* Start *

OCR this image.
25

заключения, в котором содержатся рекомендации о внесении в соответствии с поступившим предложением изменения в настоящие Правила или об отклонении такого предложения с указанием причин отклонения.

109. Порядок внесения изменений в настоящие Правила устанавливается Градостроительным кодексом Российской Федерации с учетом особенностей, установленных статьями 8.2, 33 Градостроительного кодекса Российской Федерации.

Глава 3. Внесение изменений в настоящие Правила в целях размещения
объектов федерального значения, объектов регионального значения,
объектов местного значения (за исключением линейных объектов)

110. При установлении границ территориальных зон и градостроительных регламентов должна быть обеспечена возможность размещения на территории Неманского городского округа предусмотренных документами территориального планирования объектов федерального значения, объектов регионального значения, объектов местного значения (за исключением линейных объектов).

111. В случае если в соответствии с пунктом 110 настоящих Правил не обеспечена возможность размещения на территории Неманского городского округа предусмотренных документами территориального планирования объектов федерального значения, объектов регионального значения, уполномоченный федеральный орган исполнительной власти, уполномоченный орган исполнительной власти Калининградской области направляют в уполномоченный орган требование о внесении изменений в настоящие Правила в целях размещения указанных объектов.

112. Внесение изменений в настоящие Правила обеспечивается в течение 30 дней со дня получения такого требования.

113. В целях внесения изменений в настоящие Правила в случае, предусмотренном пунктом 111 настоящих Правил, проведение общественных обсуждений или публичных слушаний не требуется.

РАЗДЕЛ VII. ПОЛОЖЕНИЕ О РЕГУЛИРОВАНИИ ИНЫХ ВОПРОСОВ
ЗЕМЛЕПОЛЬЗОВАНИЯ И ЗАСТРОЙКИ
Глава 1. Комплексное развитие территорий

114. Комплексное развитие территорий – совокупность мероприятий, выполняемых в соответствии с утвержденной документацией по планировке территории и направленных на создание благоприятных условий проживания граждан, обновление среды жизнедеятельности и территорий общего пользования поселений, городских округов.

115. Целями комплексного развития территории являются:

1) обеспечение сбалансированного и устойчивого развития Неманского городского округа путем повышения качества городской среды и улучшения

* End *

- **Problem statement**:
Among the lines above, how many contain the string "Внесение"? State the number alone.

- **Full output**:
2